→ MATERIAL PROVIDED
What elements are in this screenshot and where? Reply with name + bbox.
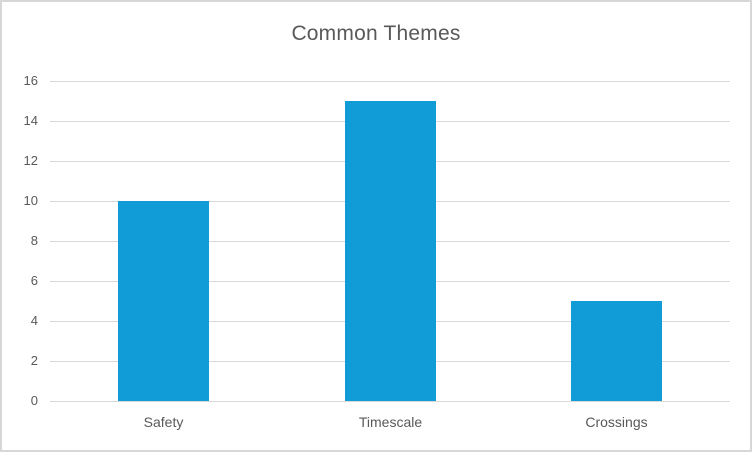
chart-title: Common Themes (291, 22, 461, 45)
x-category-label: Safety (143, 414, 184, 430)
y-tick-label: 4 (30, 313, 38, 328)
y-tick-label: 10 (23, 193, 38, 208)
x-category-label: Timescale (358, 414, 423, 430)
bar-crossings (571, 301, 662, 401)
y-tick-label: 2 (30, 353, 38, 368)
bar-timescale (345, 101, 436, 401)
x-axis-line (50, 401, 730, 402)
plot-area (50, 81, 730, 402)
x-category-label: Crossings (585, 414, 648, 430)
bar-safety (118, 201, 209, 401)
y-tick-label: 14 (23, 113, 38, 128)
y-tick-label: 16 (23, 73, 38, 88)
y-tick-label: 12 (23, 153, 38, 168)
y-tick-label: 6 (30, 273, 38, 288)
y-tick-label: 8 (30, 233, 38, 248)
gridline (50, 81, 730, 82)
y-tick-label: 0 (30, 393, 38, 408)
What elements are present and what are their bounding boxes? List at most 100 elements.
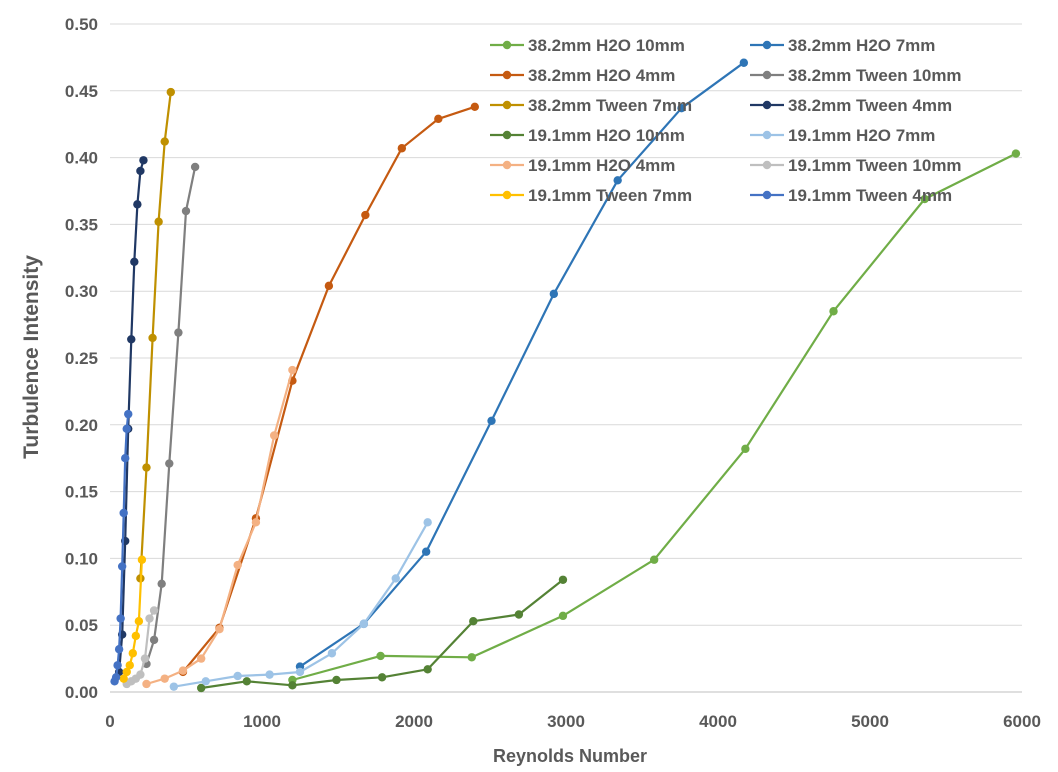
legend-entry: 19.1mm Tween 10mm [750, 156, 962, 175]
legend-entry: 38.2mm H2O 4mm [490, 66, 675, 85]
data-point [160, 674, 169, 683]
data-point [133, 200, 142, 209]
data-point [514, 610, 524, 619]
data-point [421, 547, 431, 556]
data-point [137, 555, 147, 564]
x-tick-label: 0 [105, 712, 114, 731]
data-point [423, 665, 432, 674]
series-19-1mm-tween-4mm [110, 409, 133, 686]
data-point [134, 616, 144, 626]
series-19-1mm-h2o-4mm [142, 365, 297, 689]
data-point [558, 575, 568, 584]
data-point [160, 137, 169, 146]
y-tick-label: 0.50 [65, 15, 98, 34]
data-point [470, 102, 479, 112]
legend-swatch-marker [762, 160, 772, 170]
data-point [139, 156, 148, 165]
data-point [114, 645, 124, 654]
x-tick-label: 6000 [1003, 712, 1041, 731]
data-point [169, 682, 179, 691]
y-axis-title: Turbulence Intensity [20, 255, 43, 459]
data-point [197, 654, 206, 663]
data-point [739, 58, 749, 67]
legend-swatch-marker [502, 100, 512, 110]
series-line [299, 61, 745, 668]
data-point [136, 670, 145, 679]
data-point [288, 681, 297, 690]
data-point [233, 671, 242, 681]
data-point [295, 667, 305, 677]
data-point [649, 555, 659, 564]
data-point [677, 103, 686, 113]
data-point [332, 675, 341, 685]
legend-entry: 19.1mm Tween 7mm [490, 186, 692, 205]
data-point [140, 654, 150, 663]
x-tick-label: 5000 [851, 712, 889, 731]
legend-swatch-marker [502, 160, 512, 170]
legend-label: 38.2mm Tween 10mm [788, 66, 962, 85]
data-point [288, 365, 297, 375]
data-point [265, 670, 274, 679]
data-point [201, 677, 210, 686]
legend-label: 19.1mm H2O 10mm [528, 126, 685, 145]
series-lines [110, 58, 1021, 693]
legend-label: 19.1mm Tween 7mm [528, 186, 692, 205]
data-point [113, 661, 122, 670]
legend-entry: 19.1mm H2O 10mm [490, 126, 685, 145]
data-point [829, 307, 838, 316]
legend-label: 38.2mm H2O 4mm [528, 66, 675, 85]
data-point [157, 579, 166, 588]
data-point [233, 560, 242, 570]
series-19-1mm-tween-7mm [119, 555, 147, 683]
data-point [434, 114, 443, 124]
x-tick-label: 2000 [395, 712, 433, 731]
y-tick-label: 0.05 [65, 616, 98, 635]
legend-swatch-marker [762, 70, 772, 80]
data-point [116, 614, 125, 623]
legend-entry: 38.2mm Tween 10mm [750, 66, 962, 85]
series-38-2mm-h2o-7mm [295, 58, 749, 671]
data-point [181, 206, 191, 216]
y-tick-label: 0.40 [65, 149, 98, 168]
data-point [359, 619, 369, 629]
legend-entry: 19.1mm H2O 4mm [490, 156, 675, 175]
legend-swatch-marker [502, 190, 512, 200]
data-point [487, 416, 496, 425]
data-point [197, 683, 206, 693]
y-tick-label: 0.10 [65, 549, 98, 568]
data-point [149, 606, 159, 615]
legend-swatch-marker [502, 70, 512, 80]
legend: 38.2mm H2O 10mm 38.2mm H2O 7mm 38.2mm H2O … [490, 36, 962, 205]
data-point [130, 257, 139, 267]
data-point [174, 328, 183, 337]
legend-label: 38.2mm Tween 4mm [788, 96, 952, 115]
data-point [111, 673, 121, 682]
data-point [125, 661, 134, 670]
legend-label: 19.1mm H2O 4mm [528, 156, 675, 175]
legend-swatch-marker [762, 100, 772, 110]
y-tick-label: 0.00 [65, 683, 98, 702]
legend-label: 19.1mm Tween 4mm [788, 186, 952, 205]
series-19-1mm-h2o-10mm [197, 575, 568, 693]
data-point [178, 666, 188, 675]
data-point [423, 518, 432, 527]
data-point [165, 459, 174, 468]
data-point [327, 649, 337, 658]
legend-entry: 19.1mm Tween 4mm [750, 186, 952, 205]
data-point [142, 463, 151, 472]
data-point [122, 667, 131, 677]
legend-swatch-marker [762, 130, 772, 140]
data-point [136, 166, 145, 176]
y-tick-label: 0.15 [65, 483, 98, 502]
legend-entry: 38.2mm H2O 10mm [490, 36, 685, 55]
data-point [117, 562, 127, 571]
data-point [124, 409, 133, 419]
data-point [145, 614, 154, 623]
data-point [741, 444, 750, 454]
data-point [376, 651, 385, 661]
data-point [215, 625, 224, 634]
data-point [377, 673, 387, 682]
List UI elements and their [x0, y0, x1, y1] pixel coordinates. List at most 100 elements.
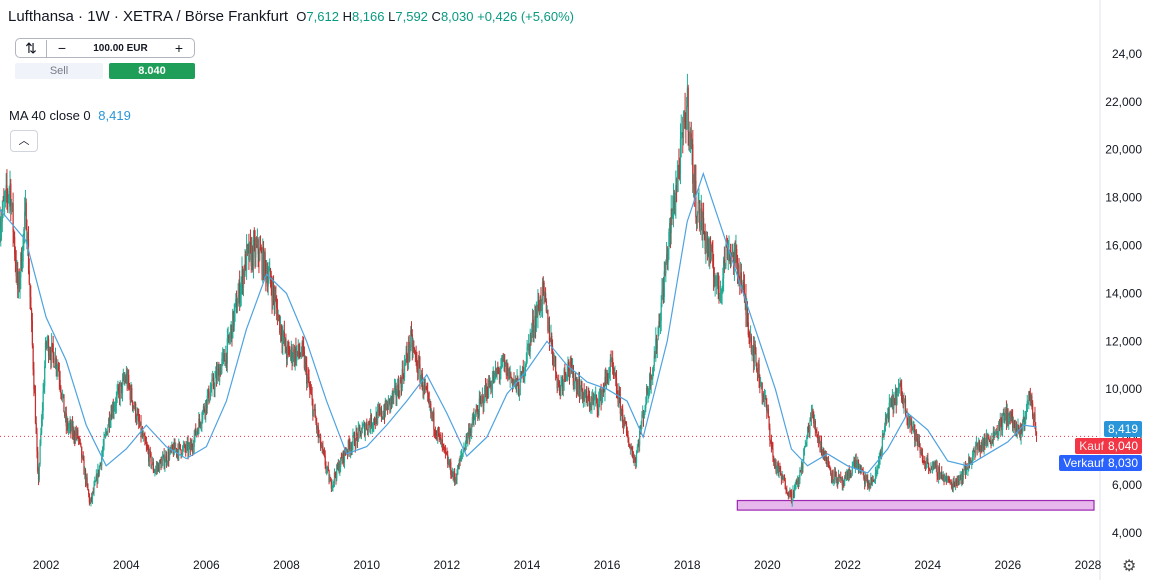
candle-body: [852, 465, 854, 467]
candle-body: [393, 391, 395, 398]
support-zone-rectangle: [736, 499, 1095, 511]
candle-body: [276, 308, 279, 322]
candle-body: [381, 417, 383, 419]
candle-body: [363, 423, 365, 425]
buy-button[interactable]: 8.040: [109, 63, 195, 79]
candle-body: [941, 471, 943, 479]
candle-body: [711, 248, 713, 252]
candle-body: [19, 277, 21, 288]
candle-body: [743, 285, 746, 299]
candle-body: [930, 468, 932, 471]
candle-body: [83, 459, 85, 475]
candle-body: [1012, 422, 1014, 428]
open-value: 7,612: [306, 9, 339, 24]
candle-body: [377, 409, 379, 411]
candle-body: [380, 408, 383, 418]
candle-body: [776, 467, 778, 472]
candle-body: [669, 223, 672, 234]
candle-body: [278, 315, 280, 317]
candle-body: [870, 477, 873, 485]
candle-body: [45, 342, 47, 344]
candle-body: [41, 417, 43, 434]
candle-body: [566, 372, 568, 376]
gear-icon[interactable]: ⚙: [1122, 558, 1137, 575]
candle-body: [919, 447, 921, 453]
candle-body: [4, 191, 6, 199]
candle-body: [889, 400, 891, 403]
candle-body: [379, 409, 381, 413]
candle-body: [963, 468, 965, 472]
candle-body: [149, 450, 151, 454]
candle-body: [872, 479, 874, 481]
candle-body: [827, 459, 829, 467]
candle-body: [610, 359, 612, 361]
candle-body: [555, 356, 557, 373]
candle-body: [1007, 408, 1009, 422]
candle-body: [235, 298, 237, 304]
candle-body: [687, 87, 689, 132]
candle-body: [636, 447, 638, 453]
candle-body: [563, 369, 565, 381]
sell-button[interactable]: Sell: [15, 63, 103, 79]
candle-body: [138, 421, 141, 426]
candle-body: [923, 461, 925, 463]
candle-body: [715, 281, 717, 284]
symbol-title[interactable]: Lufthansa · 1W · XETRA / Börse Frankfurt: [8, 8, 289, 25]
candle-body: [110, 413, 112, 421]
candle-body: [205, 400, 207, 415]
ma-price-tag: 8,419: [1103, 421, 1142, 437]
candle-body: [135, 403, 137, 419]
candle-body: [807, 426, 809, 437]
candle-body: [508, 368, 510, 380]
candle-body: [970, 461, 972, 465]
ma-indicator-legend[interactable]: MA 40 close 0 8,419: [9, 108, 131, 123]
candle-body: [20, 253, 23, 269]
chevron-up-icon[interactable]: ︿: [10, 130, 38, 152]
candle-body: [477, 411, 479, 415]
swap-icon[interactable]: ⇅: [16, 39, 47, 57]
candle-body: [706, 237, 709, 251]
candle-body: [134, 403, 136, 409]
candle-body: [807, 426, 809, 429]
candle-body: [543, 282, 545, 294]
candle-body: [74, 432, 77, 440]
candle-body: [390, 397, 392, 407]
candle-body: [26, 229, 28, 246]
candle-body: [30, 309, 33, 321]
candle-body: [365, 423, 367, 429]
candle-body: [1005, 408, 1007, 420]
candle-body: [219, 369, 221, 382]
candle-body: [545, 293, 547, 302]
candle-body: [681, 132, 683, 134]
candle-body: [501, 357, 504, 359]
candle-body: [556, 377, 558, 389]
candle-body: [335, 475, 337, 479]
candle-body: [384, 400, 386, 417]
candle-body: [957, 480, 959, 486]
quantity-value[interactable]: 100.00 EUR: [93, 42, 148, 54]
candle-body: [370, 415, 373, 428]
increase-quantity-button[interactable]: +: [174, 40, 184, 56]
candle-body: [756, 362, 758, 372]
candle-body: [127, 374, 129, 386]
candle-body: [686, 106, 688, 130]
decrease-quantity-button[interactable]: −: [57, 40, 67, 56]
candle-body: [688, 131, 690, 139]
candle-body: [188, 445, 190, 453]
candle-body: [528, 343, 531, 352]
candle-body: [459, 459, 461, 461]
candle-body: [660, 303, 662, 321]
candle-body: [1020, 425, 1022, 438]
candle-body: [256, 239, 258, 246]
candle-body: [262, 247, 265, 278]
candle-body: [137, 413, 139, 415]
candle-body: [830, 470, 832, 474]
candle-body: [466, 435, 468, 441]
candle-body: [940, 471, 942, 474]
candle-body: [703, 231, 705, 233]
candle-body: [286, 345, 289, 360]
candle-body: [958, 477, 961, 482]
candle-body: [293, 349, 295, 362]
candle-body: [1022, 416, 1024, 422]
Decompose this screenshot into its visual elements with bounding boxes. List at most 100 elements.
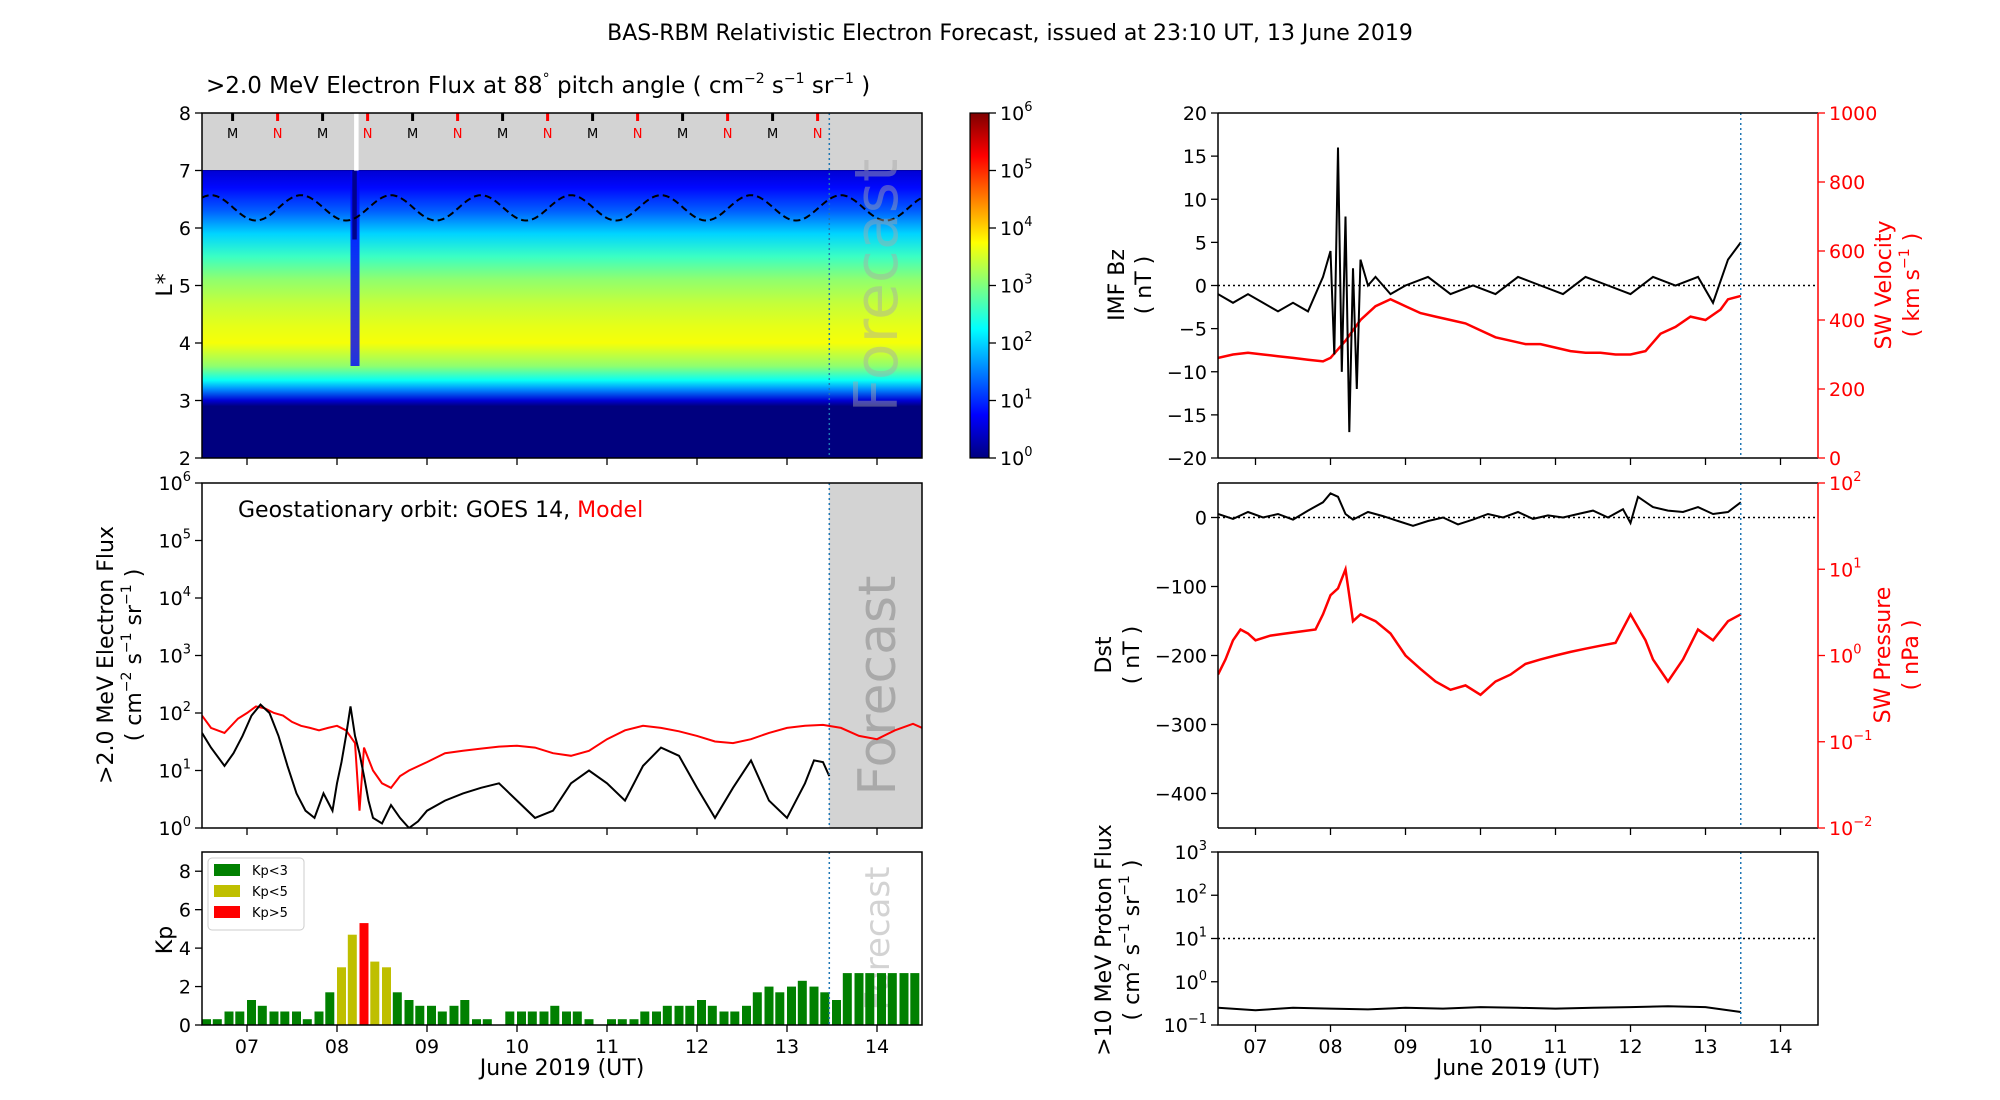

→ INSTRUCTIONS TO FOLLOW
Quote the data above word for word, starting at the line containing "candle-body: [852, 465, 854, 467]" and ending at the line containing "candle-body: [19, 277, 21, 288]".

→ RESPONSE TO THIS EXERCISE
candle-body: [852, 465, 854, 467]
candle-body: [393, 391, 395, 398]
support-zone-rectangle: [736, 499, 1095, 511]
candle-body: [276, 308, 279, 322]
candle-body: [381, 417, 383, 419]
candle-body: [363, 423, 365, 425]
buy-button[interactable]: 8.040: [109, 63, 195, 79]
candle-body: [941, 471, 943, 479]
candle-body: [711, 248, 713, 252]
candle-body: [19, 277, 21, 288]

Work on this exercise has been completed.